I haven't seen Gheorghiu as Tosca, but I would agree that the role is a notch too big for her. The first time I saw her was in the secondary role of Nina in Massenet's *Chérubin *and she made quite an impression on me. I thought the voice very beautiful and she was a natural performer. The next time was as Violetta, the role that propelled her to stardom. I really enjoyed her performance, but remember thinking it wasn't yet the full article. Whether it became so in later performances I don't know, but of course the critics went berserk and she never looked back. As a total performance, it wasn't that great. Solti's coducting lacked lyricism, Frank Lopardo was underpowered and Leo Nucci as usual dry and wooden. Even the Richard Eyre production made some awful mistakes, I thought, but in this company, Gheorghiu certainly shone.

The final time was Adina in *L'Elisir d'Amore *by which time the mannerisms, both vocal and physical, had begun to creep in and I found her performance altogether too sophisticated and arch, though the voice still sounded lovely. After all, Adina doesn't really require any big guns.

__ENTRIES SUPPLIED__.
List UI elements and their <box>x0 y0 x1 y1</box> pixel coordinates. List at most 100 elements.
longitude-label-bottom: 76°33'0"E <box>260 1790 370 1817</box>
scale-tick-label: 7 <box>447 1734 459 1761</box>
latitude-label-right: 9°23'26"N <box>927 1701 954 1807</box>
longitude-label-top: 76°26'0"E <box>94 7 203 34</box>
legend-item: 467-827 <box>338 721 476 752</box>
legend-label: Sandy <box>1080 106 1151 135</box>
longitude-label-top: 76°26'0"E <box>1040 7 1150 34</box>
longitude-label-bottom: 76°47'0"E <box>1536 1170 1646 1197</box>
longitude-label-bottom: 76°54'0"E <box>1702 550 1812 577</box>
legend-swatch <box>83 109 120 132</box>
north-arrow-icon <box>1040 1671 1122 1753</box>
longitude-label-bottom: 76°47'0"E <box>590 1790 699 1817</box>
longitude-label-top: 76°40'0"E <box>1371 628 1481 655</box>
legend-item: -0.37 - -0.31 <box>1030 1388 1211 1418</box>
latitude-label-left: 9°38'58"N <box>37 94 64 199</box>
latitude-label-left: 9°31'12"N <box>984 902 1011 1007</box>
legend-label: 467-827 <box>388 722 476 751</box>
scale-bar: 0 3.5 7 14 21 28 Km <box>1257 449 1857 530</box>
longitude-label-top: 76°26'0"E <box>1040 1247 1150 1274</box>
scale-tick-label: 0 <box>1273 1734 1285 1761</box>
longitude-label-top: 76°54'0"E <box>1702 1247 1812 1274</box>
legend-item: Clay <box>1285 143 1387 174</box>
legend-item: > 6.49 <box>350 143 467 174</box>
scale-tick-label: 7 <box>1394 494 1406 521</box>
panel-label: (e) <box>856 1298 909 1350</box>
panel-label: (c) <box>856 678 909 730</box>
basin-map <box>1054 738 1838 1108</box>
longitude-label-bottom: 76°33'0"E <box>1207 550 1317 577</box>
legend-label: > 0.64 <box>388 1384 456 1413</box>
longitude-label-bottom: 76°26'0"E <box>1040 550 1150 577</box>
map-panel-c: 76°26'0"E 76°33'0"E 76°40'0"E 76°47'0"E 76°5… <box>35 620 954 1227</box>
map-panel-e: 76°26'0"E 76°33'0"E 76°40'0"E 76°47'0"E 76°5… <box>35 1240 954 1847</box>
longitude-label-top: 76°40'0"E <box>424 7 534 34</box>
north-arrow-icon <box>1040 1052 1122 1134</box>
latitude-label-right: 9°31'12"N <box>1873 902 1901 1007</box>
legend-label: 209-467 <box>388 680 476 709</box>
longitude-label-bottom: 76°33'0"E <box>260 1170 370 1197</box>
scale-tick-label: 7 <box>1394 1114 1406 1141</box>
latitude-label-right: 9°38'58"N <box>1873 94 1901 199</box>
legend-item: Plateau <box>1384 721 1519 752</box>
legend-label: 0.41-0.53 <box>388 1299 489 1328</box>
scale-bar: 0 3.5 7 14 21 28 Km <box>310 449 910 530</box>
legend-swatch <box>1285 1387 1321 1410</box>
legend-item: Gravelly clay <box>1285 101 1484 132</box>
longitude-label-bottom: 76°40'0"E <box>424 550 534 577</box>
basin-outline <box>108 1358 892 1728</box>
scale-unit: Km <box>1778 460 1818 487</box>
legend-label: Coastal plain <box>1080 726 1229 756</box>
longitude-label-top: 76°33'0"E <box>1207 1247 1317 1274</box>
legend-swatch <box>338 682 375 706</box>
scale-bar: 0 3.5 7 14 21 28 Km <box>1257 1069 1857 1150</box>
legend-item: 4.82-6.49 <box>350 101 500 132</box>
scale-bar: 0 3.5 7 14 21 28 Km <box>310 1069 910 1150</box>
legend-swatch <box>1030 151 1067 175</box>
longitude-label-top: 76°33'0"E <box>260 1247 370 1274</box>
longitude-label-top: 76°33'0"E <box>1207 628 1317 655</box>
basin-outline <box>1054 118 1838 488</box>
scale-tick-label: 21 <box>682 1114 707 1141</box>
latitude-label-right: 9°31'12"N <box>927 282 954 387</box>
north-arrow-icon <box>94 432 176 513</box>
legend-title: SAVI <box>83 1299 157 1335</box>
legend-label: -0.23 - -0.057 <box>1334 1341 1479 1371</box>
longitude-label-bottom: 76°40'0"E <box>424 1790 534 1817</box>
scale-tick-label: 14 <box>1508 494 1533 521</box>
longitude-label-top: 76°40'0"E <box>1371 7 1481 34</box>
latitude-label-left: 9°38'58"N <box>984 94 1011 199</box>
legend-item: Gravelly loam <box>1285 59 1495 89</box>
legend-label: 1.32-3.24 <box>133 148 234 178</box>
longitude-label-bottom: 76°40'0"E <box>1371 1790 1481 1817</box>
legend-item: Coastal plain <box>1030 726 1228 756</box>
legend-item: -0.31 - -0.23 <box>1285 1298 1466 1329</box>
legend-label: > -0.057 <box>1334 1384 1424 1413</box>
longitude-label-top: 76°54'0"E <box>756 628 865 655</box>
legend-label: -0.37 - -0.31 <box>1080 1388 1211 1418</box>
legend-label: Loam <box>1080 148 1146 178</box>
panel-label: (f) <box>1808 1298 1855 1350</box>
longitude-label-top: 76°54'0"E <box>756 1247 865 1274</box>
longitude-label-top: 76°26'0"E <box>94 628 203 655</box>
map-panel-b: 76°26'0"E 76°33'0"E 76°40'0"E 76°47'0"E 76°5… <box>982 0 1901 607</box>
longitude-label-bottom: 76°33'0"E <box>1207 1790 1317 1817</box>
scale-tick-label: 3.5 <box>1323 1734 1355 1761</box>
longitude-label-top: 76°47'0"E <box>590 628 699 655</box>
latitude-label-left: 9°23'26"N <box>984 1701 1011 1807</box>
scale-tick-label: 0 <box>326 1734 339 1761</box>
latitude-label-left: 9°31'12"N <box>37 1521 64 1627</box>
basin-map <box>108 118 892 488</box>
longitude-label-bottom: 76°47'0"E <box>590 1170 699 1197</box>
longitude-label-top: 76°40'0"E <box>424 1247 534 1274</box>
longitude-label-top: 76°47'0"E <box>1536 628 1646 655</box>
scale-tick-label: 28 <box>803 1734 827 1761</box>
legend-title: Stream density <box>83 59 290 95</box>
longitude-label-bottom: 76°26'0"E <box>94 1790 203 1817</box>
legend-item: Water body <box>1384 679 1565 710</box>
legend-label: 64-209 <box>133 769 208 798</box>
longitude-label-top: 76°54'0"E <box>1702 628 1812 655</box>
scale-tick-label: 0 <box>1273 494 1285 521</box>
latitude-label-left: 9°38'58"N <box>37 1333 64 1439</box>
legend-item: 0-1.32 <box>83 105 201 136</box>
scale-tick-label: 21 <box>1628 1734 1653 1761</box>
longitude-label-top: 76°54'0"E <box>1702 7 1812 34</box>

__TO DO__.
1) Reproduce the stretch of the Gheorghiu review that begins with the words "I haven't seen" and ends with "Gheorghiu certainly shone.".
2) Carry on the Gheorghiu review, starting right after its last sentence.

__RESULTS IN ORDER__.
1)
I haven't seen Gheorghiu as Tosca, but I would agree that the role is a notch too big for her. The first time I saw her was in the secondary role of Nina in Massenet's *Chérubin *and she made quite an impression on me. I thought the voice very beautiful and she was a natural performer. The next time was as Violetta, the role that propelled her to stardom. I really enjoyed her performance, but remember thinking it wasn't yet the full article. Whether it became so in later performances I don't know, but of course the critics went berserk and she never looked back. As a total performance, it wasn't that great. Solti's coducting lacked lyricism, Frank Lopardo was underpowered and Leo Nucci as usual dry and wooden. Even the Richard Eyre production made some awful mistakes, I thought, but in this company, Gheorghiu certainly shone.

2)
I only heard Te Kanawa once in the theatre, as Fiordiligi, funnily enough with Baltsa as Dorabella, a singer I too really liked. Her performance was a lot more spirited than I had expected of her, maybe goaded by Baltsa's hilarious Dorabella. I also saw Baltsa at Covent Garden as Adalgisa, Isabella, Carmen and Eboli and she was always thrilling, probably because she took risks. Her Eboli absolutely brought the house down, as did her Carmen.

Your mention of Moldoveanu reminds me that I once saw him as Don Carlo, though I can't now remember a thing about him or his performance. I do remember it was on the occasion of Christoff's farewell to the role of Philip (he'd have been 65). Sylvia Sass was Elisabeth, Elizabeth Connell Eboli and Renato Bruson was Posa.


----------



## Seattleoperafan (Mar 24, 2013)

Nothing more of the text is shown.